- Document text -
Beets plugin that fetches oldest recording or release date for each track. This is especially useful when tracks are
from best-of compilations, remasters, or re-releases. Originally based on beets-recordingdate
by tweitzel, but almost
entirely rewritten to actually work with MusicBrainz's incomplete information. The only thing left intact is
the recording_
MP3 tags, for compatibility with beets-recordingdate
.
Simply run pip install beets-oldestdate
then add oldestdate
to the list of active plugins in beets and configure as
necessary. The plugin is intended to be used in singleton mode. Undefined behaviour may occur otherwise.
Key | Default Value | Description |
---|---|---|
auto | True | Run oldestdate during the import phase |
ignore_track_id | False | During import, ignore existing track_id. Needed if using plugin on a library already tagged by MusicBrainz |
filter_on_import | True | During import, weight down candidates with no work_id so you are more likely to choose a recording with a work_id |
prompt_missing_work_id | True | During import, prompt to fix work_id if missing from chosen recording |
force | False | Run even if recording_ tags have already been applied to the track |
overwrite_date | False | Overwrite the date MP3 tag field, inluding year, month, and day |
overwrite_month | True | If overwriting date, also overwrite month field, otherwise leave blank |
overwrite_day | True | If overwriting date, also overwrite day field, otherwise leave blank |
filter_recordings | True | Skip recordings that have attributes before fetching them. This is usually live recordings |
approach | releases | What approach to use to find oldest date. Possible values: recordings, releases, hybrid, both . recordings works like beets-recordingdate did, releases is a far more accurate method. Hybrid only fetches releases if no date was found in recordings. |
release_types | None | Filter releases by type, e.g. ['Official'] . Usually not needed |
use_file_date | False | Use the file's embedded date too when looking for the oldest date |
max_network_retries | 3 | Maximum amount of times a given network call will be retried, using exponential backoff, before giving up. |
musicbrainz:
searchlimit: 20
plugins: oldestdate
oldestdate:
auto: yes
ignore_track_id: yes
filter_on_import: yes
prompt_missing_work_id: yes
force: yes
overwrite_date: yes
overwrite_month: yes
overwrite_day: yes
filter_recordings: yes
approach: 'releases'
The plugin will take the recording that was chosen and get its work_id
. From this, it gets all recordings associated
with said work. If using the recordings
approach, it will look through these recordings' dates and find the oldest. If
using the releases
approach, it will instead go through the dates for all releases for all recordings and find the
oldest (much more accurate). The difference between these two approaches is that with recordings
it only takes one
API call to get the necessary data, while with releases
it takes n calls, where n is the number of recordings.

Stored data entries
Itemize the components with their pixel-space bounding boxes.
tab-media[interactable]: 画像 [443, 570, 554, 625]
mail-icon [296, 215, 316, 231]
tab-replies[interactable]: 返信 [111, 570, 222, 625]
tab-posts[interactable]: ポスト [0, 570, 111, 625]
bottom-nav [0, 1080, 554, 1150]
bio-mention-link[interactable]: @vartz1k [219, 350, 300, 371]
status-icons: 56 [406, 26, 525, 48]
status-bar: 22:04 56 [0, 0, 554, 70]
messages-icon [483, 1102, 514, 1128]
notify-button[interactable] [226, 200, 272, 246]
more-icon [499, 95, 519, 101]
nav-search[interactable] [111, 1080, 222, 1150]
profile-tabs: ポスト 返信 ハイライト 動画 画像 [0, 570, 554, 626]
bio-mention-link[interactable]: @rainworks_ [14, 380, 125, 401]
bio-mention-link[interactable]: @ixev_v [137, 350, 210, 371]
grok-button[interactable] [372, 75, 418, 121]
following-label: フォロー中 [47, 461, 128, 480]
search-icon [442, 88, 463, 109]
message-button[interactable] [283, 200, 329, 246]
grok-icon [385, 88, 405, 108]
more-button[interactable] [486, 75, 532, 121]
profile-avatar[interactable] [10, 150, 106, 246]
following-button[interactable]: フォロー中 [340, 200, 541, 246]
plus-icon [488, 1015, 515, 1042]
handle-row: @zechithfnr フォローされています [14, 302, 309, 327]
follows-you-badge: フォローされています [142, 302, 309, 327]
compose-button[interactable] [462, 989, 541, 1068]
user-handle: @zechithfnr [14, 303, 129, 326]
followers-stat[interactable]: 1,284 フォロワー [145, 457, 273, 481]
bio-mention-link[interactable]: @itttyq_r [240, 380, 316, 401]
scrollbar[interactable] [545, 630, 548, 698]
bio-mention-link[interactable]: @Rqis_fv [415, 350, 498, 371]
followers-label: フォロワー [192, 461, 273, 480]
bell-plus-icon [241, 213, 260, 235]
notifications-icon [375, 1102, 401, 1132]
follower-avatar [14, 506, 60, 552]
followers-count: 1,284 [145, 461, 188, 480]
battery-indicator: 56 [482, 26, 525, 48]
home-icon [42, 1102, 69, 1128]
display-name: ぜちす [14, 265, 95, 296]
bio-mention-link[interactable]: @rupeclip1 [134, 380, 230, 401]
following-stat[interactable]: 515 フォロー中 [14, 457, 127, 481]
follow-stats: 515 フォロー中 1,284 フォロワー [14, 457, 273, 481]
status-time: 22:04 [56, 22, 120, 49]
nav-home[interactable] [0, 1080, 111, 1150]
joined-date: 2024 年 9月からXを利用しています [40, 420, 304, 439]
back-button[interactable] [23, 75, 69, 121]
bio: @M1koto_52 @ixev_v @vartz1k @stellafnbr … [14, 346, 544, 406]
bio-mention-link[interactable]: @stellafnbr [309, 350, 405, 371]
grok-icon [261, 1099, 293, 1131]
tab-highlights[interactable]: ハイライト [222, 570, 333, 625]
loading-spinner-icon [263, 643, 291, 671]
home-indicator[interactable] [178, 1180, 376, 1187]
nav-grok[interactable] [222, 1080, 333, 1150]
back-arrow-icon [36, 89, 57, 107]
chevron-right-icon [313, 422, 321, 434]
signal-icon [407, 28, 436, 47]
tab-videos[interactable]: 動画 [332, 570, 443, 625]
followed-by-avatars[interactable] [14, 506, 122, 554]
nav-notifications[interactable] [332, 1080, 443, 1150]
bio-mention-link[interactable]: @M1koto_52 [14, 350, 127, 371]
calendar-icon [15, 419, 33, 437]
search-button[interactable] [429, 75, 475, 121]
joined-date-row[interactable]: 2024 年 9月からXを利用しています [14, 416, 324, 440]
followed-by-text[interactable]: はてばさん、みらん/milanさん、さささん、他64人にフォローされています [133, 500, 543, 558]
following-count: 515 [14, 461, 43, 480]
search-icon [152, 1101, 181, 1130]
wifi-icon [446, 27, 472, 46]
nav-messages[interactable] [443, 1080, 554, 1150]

- Exercises to complete -
a) From the oldestdate plugin text above, reproduce the passage that begins at the words "Simply run pip" and stops after the words "may occur otherwise.".
b) Answer these questions from the oldestdate plugin text above:
(i) What is the default value of max_network_retries?
(ii) Which plugin was oldestdate originally based on?
(iii) In which mode is the plugin intended to be used?
c) Extend the oldestdate plugin text above, picking up right after its final sentence.

- Expected results -
a)
Simply run pip install beets-oldestdate
then add oldestdate
to the list of active plugins in beets and configure as
necessary. The plugin is intended to be used in singleton mode. Undefined behaviour may occur otherwise.

b)
(i) 3
(ii) beets-recordingdate, by tweitzel
(iii) Singleton mode

c)
This takes significantly longer due to MusicBrainz's default ratelimit of 1 API call per second. Due to this, the
option filter_recordings
exists to cut down on the amount of calls needed.
If the chosen recording has no Work associated with it, the plugin cannot do its job. This is where filter_on_import
comes in: it applies a negative score to tracks that don't have an associated work so they are much less likely to be
chosen. However, this means some of the displayed tracks will be irrelevant. Thus, setting the searchlimit
to 20 or so
tracks is needed to hit the one recording that does have a work. This happens to work quite well with famous songs
because there is usually a single recording with an associated work that is the original recording, and thus the oldest.
If we match with this one, the other recordings that we can't get to because they are not associated with the same work
are irrelevant, because we already have the oldest date.
However, it sometimes happens that there is no available recording that matches our track with an associated work. This
is what prompt_missing_work_id
is for: it will prompt us to either just use the single matched recording, in which
case only the matched recording's data is used, and checked against the embedded date, or we can try again, or skip the
track. Trying again is so that we may go to the website and amend the data, so that the recordings will have an
associated work. To help with this process, the plugin prints out a URL to a search for that specific track. Your task
is to create a work and associate it with all the relevant recordings, then press try again. This can be quite a
laborious task, so if we see that the date printed by the plugin as being the oldest date found with just the selected
recording seems accurate, choosing Use this recording
would be the best choice.
The plugin is also programmed to deal with covers effectively. Because a work
actually contains both the recordings of
a song by the original author and any cover artists, when the song we are processing is not a cover, any recordings
tagged as covers are discarded, to save API calls. Conversely, if the processed song is a cover, then we only keep
cover recordings, and filter them by author, so only the relevant recordings are kept. This is so the oldest date for a
cover will be the oldest date in which that cover was made, and not the original song. This only works when
in releases
mode, as we need to fetch the recordings to get the author data. In recordings
mode, all covers are
treated as the same, even if they may be from different authors.